Data for this exercise>
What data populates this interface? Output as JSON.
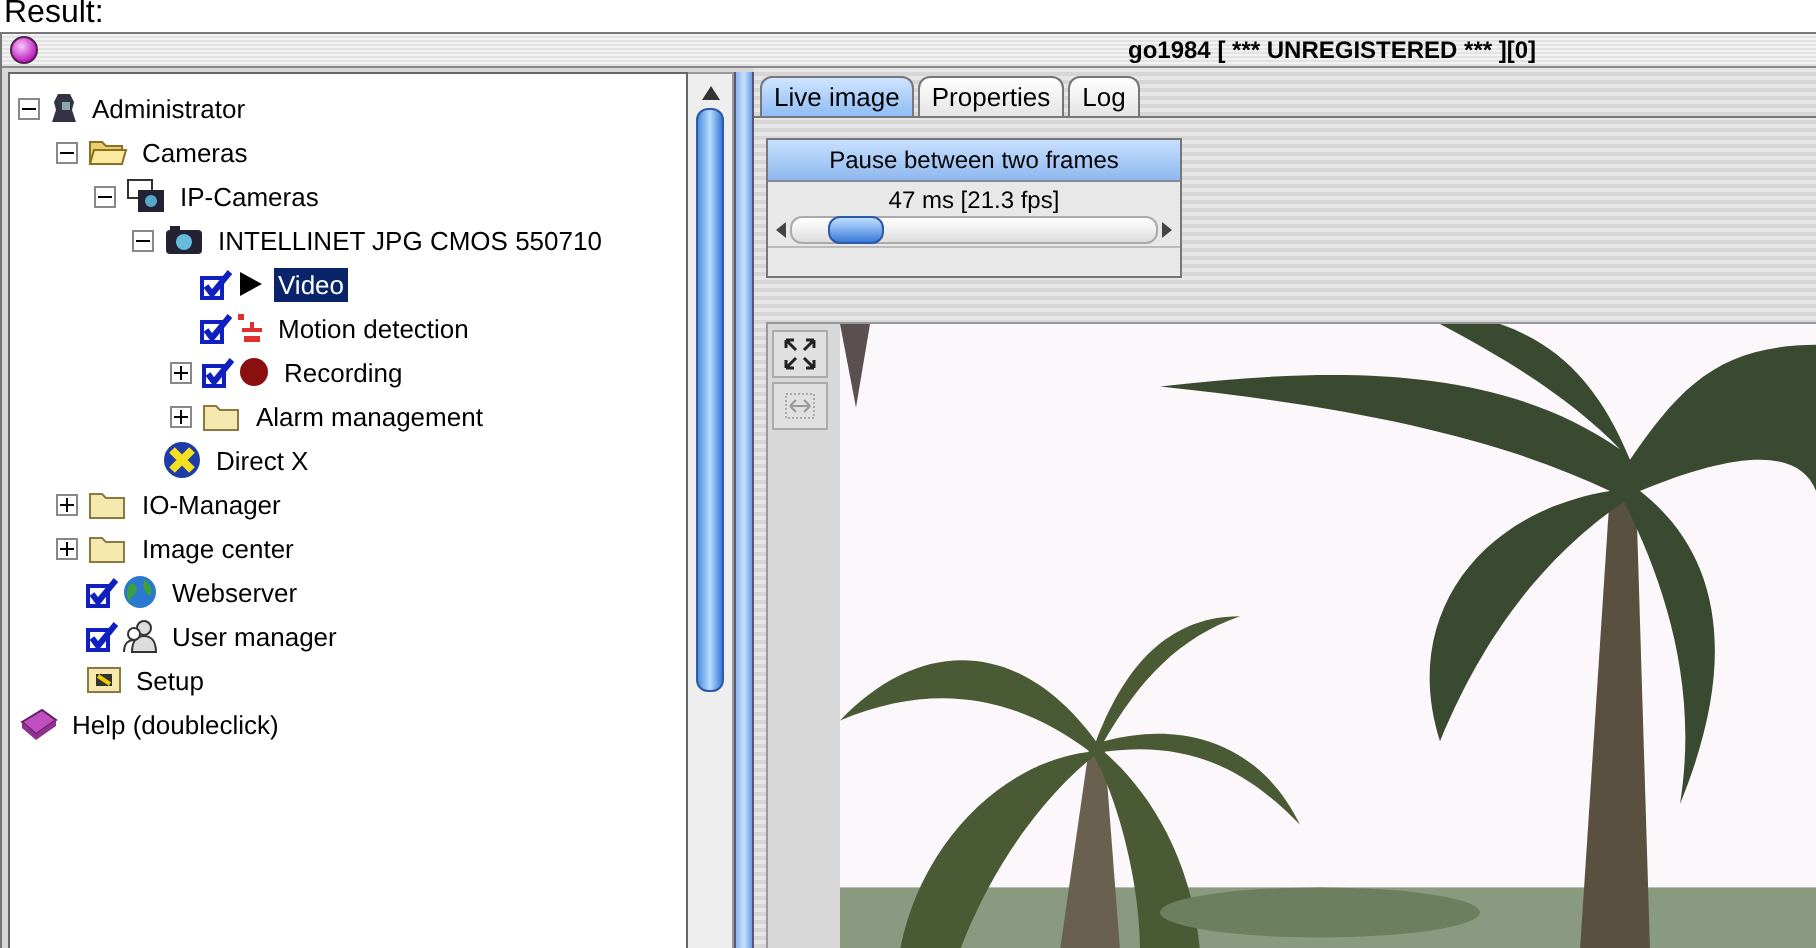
{
  "caption": "Result:",
  "window": {
    "title": "go1984 [ *** UNREGISTERED *** ][0]"
  },
  "tree": [
    {
      "label": "Administrator",
      "kind": "person",
      "expanded": true,
      "selected": false,
      "children": [
        {
          "label": "Cameras",
          "kind": "folder-open",
          "expanded": true,
          "selected": false,
          "children": [
            {
              "label": "IP-Cameras",
              "kind": "ipcam",
              "expanded": true,
              "selected": false,
              "children": [
                {
                  "label": "INTELLINET JPG CMOS 550710",
                  "kind": "camera",
                  "expanded": true,
                  "selected": false,
                  "children": [
                    {
                      "label": "Video",
                      "kind": "play",
                      "checked": true,
                      "selected": true
                    },
                    {
                      "label": "Motion detection",
                      "kind": "motion",
                      "checked": true,
                      "selected": false
                    },
                    {
                      "label": "Recording",
                      "kind": "record",
                      "checked": true,
                      "expanded": false,
                      "selected": false
                    },
                    {
                      "label": "Alarm management",
                      "kind": "folder",
                      "expanded": false,
                      "selected": false
                    }
                  ]
                },
                {
                  "label": "Direct X",
                  "kind": "directx",
                  "selected": false
                }
              ]
            }
          ]
        },
        {
          "label": "IO-Manager",
          "kind": "folder",
          "expanded": false,
          "selected": false
        },
        {
          "label": "Image center",
          "kind": "folder",
          "expanded": false,
          "selected": false
        },
        {
          "label": "Webserver",
          "kind": "globe",
          "checked": true,
          "selected": false
        },
        {
          "label": "User manager",
          "kind": "users",
          "checked": true,
          "selected": false
        },
        {
          "label": "Setup",
          "kind": "setup",
          "selected": false
        }
      ]
    },
    {
      "label": "Help (doubleclick)",
      "kind": "book",
      "selected": false
    }
  ],
  "tabs": [
    {
      "label": "Live image",
      "selected": true
    },
    {
      "label": "Properties",
      "selected": false
    },
    {
      "label": "Log",
      "selected": false
    }
  ],
  "frame_pause": {
    "title": "Pause between two frames",
    "reading": "47 ms [21.3 fps]",
    "level": 0.12
  }
}
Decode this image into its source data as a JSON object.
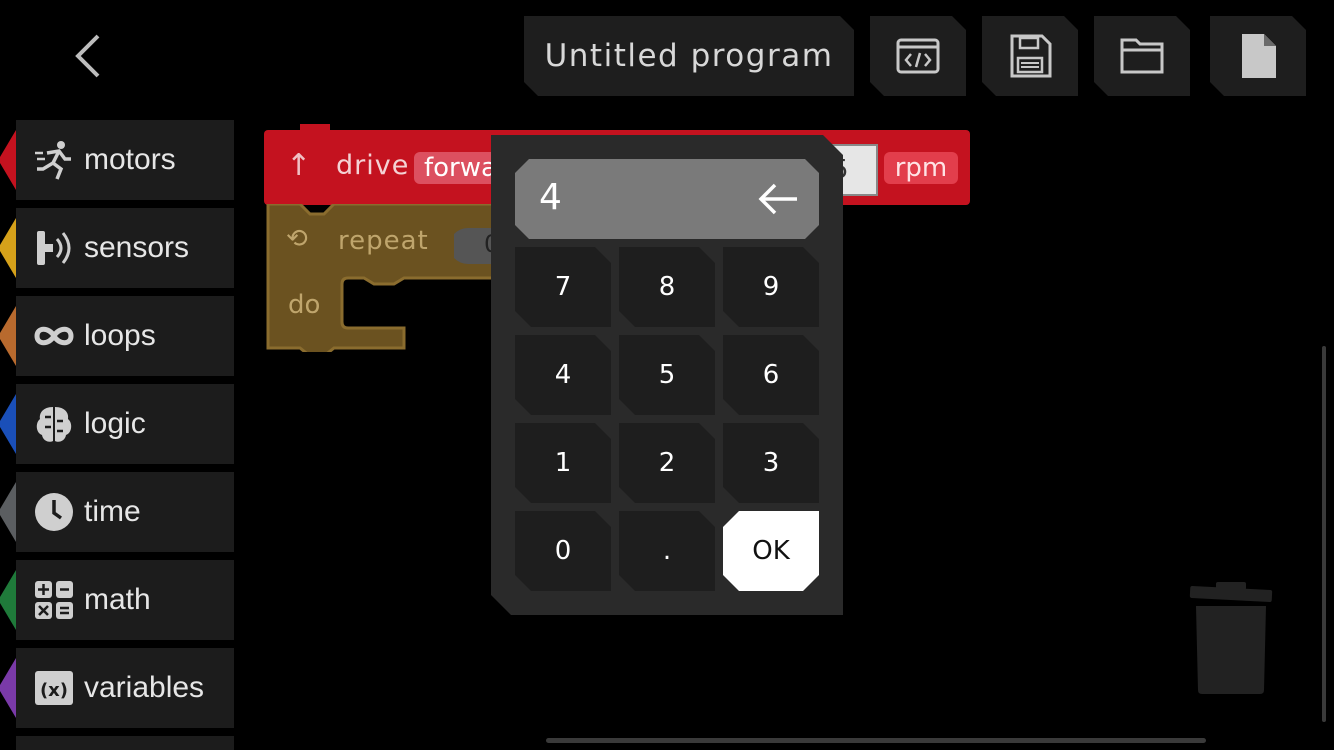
{
  "header": {
    "program_title": "Untitled program",
    "buttons": [
      "code-view",
      "save",
      "open-folder",
      "new-file"
    ]
  },
  "categories": [
    {
      "label": "motors",
      "color": "#c4121f",
      "icon": "running-icon"
    },
    {
      "label": "sensors",
      "color": "#d6a11a",
      "icon": "sensor-icon"
    },
    {
      "label": "loops",
      "color": "#b86a2e",
      "icon": "infinity-icon"
    },
    {
      "label": "logic",
      "color": "#1a4fb8",
      "icon": "brain-icon"
    },
    {
      "label": "time",
      "color": "#5b5e61",
      "icon": "clock-icon"
    },
    {
      "label": "math",
      "color": "#1f7a3a",
      "icon": "calculator-icon"
    },
    {
      "label": "variables",
      "color": "#7a3aa8",
      "icon": "variable-icon"
    }
  ],
  "blocks": {
    "drive": {
      "label": "drive",
      "direction": "forwa",
      "value_partial": "5",
      "unit": "rpm"
    },
    "repeat": {
      "label": "repeat",
      "count_partial": "0",
      "do_label": "do"
    }
  },
  "keypad": {
    "display_value": "4",
    "keys": [
      "7",
      "8",
      "9",
      "4",
      "5",
      "6",
      "1",
      "2",
      "3",
      "0",
      "."
    ],
    "ok_label": "OK"
  }
}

Objective>
Apart from the pictures, the entries above are to be repeated in full and exactly.

Exercise answer>
What data populates this interface? Output as JSON.
{
  "caption": "Result:",
  "window": {
    "title": "go1984 [ *** UNREGISTERED *** ][0]"
  },
  "tree": [
    {
      "label": "Administrator",
      "kind": "person",
      "expanded": true,
      "selected": false,
      "children": [
        {
          "label": "Cameras",
          "kind": "folder-open",
          "expanded": true,
          "selected": false,
          "children": [
            {
              "label": "IP-Cameras",
              "kind": "ipcam",
              "expanded": true,
              "selected": false,
              "children": [
                {
                  "label": "INTELLINET JPG CMOS 550710",
                  "kind": "camera",
                  "expanded": true,
                  "selected": false,
                  "children": [
                    {
                      "label": "Video",
                      "kind": "play",
                      "checked": true,
                      "selected": true
                    },
                    {
                      "label": "Motion detection",
                      "kind": "motion",
                      "checked": true,
                      "selected": false
                    },
                    {
                      "label": "Recording",
                      "kind": "record",
                      "checked": true,
                      "expanded": false,
                      "selected": false
                    },
                    {
                      "label": "Alarm management",
                      "kind": "folder",
                      "expanded": false,
                      "selected": false
                    }
                  ]
                },
                {
                  "label": "Direct X",
                  "kind": "directx",
                  "selected": false
                }
              ]
            }
          ]
        },
        {
          "label": "IO-Manager",
          "kind": "folder",
          "expanded": false,
          "selected": false
        },
        {
          "label": "Image center",
          "kind": "folder",
          "expanded": false,
          "selected": false
        },
        {
          "label": "Webserver",
          "kind": "globe",
          "checked": true,
          "selected": false
        },
        {
          "label": "User manager",
          "kind": "users",
          "checked": true,
          "selected": false
        },
        {
          "label": "Setup",
          "kind": "setup",
          "selected": false
        }
      ]
    },
    {
      "label": "Help (doubleclick)",
      "kind": "book",
      "selected": false
    }
  ],
  "tabs": [
    {
      "label": "Live image",
      "selected": true
    },
    {
      "label": "Properties",
      "selected": false
    },
    {
      "label": "Log",
      "selected": false
    }
  ],
  "frame_pause": {
    "title": "Pause between two frames",
    "reading": "47 ms [21.3 fps]",
    "level": 0.12
  }
}
Decode this image into its source data as a JSON object.
{
  "header": {
    "program_title": "Untitled program",
    "buttons": [
      "code-view",
      "save",
      "open-folder",
      "new-file"
    ]
  },
  "categories": [
    {
      "label": "motors",
      "color": "#c4121f",
      "icon": "running-icon"
    },
    {
      "label": "sensors",
      "color": "#d6a11a",
      "icon": "sensor-icon"
    },
    {
      "label": "loops",
      "color": "#b86a2e",
      "icon": "infinity-icon"
    },
    {
      "label": "logic",
      "color": "#1a4fb8",
      "icon": "brain-icon"
    },
    {
      "label": "time",
      "color": "#5b5e61",
      "icon": "clock-icon"
    },
    {
      "label": "math",
      "color": "#1f7a3a",
      "icon": "calculator-icon"
    },
    {
      "label": "variables",
      "color": "#7a3aa8",
      "icon": "variable-icon"
    }
  ],
  "blocks": {
    "drive": {
      "label": "drive",
      "direction": "forwa",
      "value_partial": "5",
      "unit": "rpm"
    },
    "repeat": {
      "label": "repeat",
      "count_partial": "0",
      "do_label": "do"
    }
  },
  "keypad": {
    "display_value": "4",
    "keys": [
      "7",
      "8",
      "9",
      "4",
      "5",
      "6",
      "1",
      "2",
      "3",
      "0",
      "."
    ],
    "ok_label": "OK"
  }
}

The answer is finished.